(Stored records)
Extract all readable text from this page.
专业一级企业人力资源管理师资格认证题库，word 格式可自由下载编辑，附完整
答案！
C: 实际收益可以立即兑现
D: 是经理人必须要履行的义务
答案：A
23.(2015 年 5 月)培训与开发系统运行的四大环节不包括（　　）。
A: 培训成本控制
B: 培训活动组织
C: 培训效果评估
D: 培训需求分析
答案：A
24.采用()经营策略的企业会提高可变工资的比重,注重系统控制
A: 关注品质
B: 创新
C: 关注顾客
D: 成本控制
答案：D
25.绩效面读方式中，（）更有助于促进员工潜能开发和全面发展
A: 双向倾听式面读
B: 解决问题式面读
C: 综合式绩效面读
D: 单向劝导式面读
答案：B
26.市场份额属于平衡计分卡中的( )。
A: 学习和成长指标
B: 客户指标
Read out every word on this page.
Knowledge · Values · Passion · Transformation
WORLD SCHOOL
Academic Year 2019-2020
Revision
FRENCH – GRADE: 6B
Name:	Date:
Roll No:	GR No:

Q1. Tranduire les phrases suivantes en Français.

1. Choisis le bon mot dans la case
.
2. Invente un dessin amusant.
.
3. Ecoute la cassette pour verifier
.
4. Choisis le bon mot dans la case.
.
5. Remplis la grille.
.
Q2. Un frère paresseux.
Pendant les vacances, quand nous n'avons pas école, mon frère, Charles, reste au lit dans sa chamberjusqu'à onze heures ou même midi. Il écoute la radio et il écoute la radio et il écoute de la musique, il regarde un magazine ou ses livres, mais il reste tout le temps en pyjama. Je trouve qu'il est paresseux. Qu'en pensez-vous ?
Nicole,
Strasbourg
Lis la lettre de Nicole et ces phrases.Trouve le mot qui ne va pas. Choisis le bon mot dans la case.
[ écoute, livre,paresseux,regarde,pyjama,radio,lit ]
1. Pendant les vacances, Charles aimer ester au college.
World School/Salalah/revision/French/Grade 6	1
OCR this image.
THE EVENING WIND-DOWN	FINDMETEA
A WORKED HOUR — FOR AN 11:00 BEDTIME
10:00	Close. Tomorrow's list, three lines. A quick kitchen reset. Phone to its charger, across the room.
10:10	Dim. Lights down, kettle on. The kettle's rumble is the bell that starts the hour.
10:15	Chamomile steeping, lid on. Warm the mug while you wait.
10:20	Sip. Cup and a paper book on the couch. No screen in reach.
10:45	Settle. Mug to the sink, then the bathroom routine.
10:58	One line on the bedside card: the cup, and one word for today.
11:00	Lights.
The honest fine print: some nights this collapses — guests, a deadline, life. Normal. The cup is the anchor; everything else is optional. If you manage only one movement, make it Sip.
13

## [Exercise]
Your task is to transcribe the material exactly.

## [Worked answer]
Extract all readable text from this page.
专业一级企业人力资源管理师资格认证题库，word 格式可自由下载编辑，附完整
答案！
C: 实际收益可以立即兑现
D: 是经理人必须要履行的义务
答案：A
23.(2015 年 5 月)培训与开发系统运行的四大环节不包括（　　）。
A: 培训成本控制
B: 培训活动组织
C: 培训效果评估
D: 培训需求分析
答案：A
24.采用()经营策略的企业会提高可变工资的比重,注重系统控制
A: 关注品质
B: 创新
C: 关注顾客
D: 成本控制
答案：D
25.绩效面读方式中，（）更有助于促进员工潜能开发和全面发展
A: 双向倾听式面读
B: 解决问题式面读
C: 综合式绩效面读
D: 单向劝导式面读
答案：B
26.市场份额属于平衡计分卡中的( )。
A: 学习和成长指标
B: 客户指标
Read out every word on this page.
Knowledge · Values · Passion · Transformation
WORLD SCHOOL
Academic Year 2019-2020
Revision
FRENCH – GRADE: 6B
Name:	Date:
Roll No:	GR No:

Q1. Tranduire les phrases suivantes en Français.

1. Choisis le bon mot dans la case
.
2. Invente un dessin amusant.
.
3. Ecoute la cassette pour verifier
.
4. Choisis le bon mot dans la case.
.
5. Remplis la grille.
.
Q2. Un frère paresseux.
Pendant les vacances, quand nous n'avons pas école, mon frère, Charles, reste au lit dans sa chamberjusqu'à onze heures ou même midi. Il écoute la radio et il écoute la radio et il écoute de la musique, il regarde un magazine ou ses livres, mais il reste tout le temps en pyjama. Je trouve qu'il est paresseux. Qu'en pensez-vous ?
Nicole,
Strasbourg
Lis la lettre de Nicole et ces phrases.Trouve le mot qui ne va pas. Choisis le bon mot dans la case.
[ écoute, livre,paresseux,regarde,pyjama,radio,lit ]
1. Pendant les vacances, Charles aimer ester au college.
World School/Salalah/revision/French/Grade 6	1
OCR this image.
THE EVENING WIND-DOWN	FINDMETEA
A WORKED HOUR — FOR AN 11:00 BEDTIME
10:00	Close. Tomorrow's list, three lines. A quick kitchen reset. Phone to its charger, across the room.
10:10	Dim. Lights down, kettle on. The kettle's rumble is the bell that starts the hour.
10:15	Chamomile steeping, lid on. Warm the mug while you wait.
10:20	Sip. Cup and a paper book on the couch. No screen in reach.
10:45	Settle. Mug to the sink, then the bathroom routine.
10:58	One line on the bedside card: the cup, and one word for today.
11:00	Lights.
The honest fine print: some nights this collapses — guests, a deadline, life. Normal. The cup is the anchor; everything else is optional. If you manage only one movement, make it Sip.
13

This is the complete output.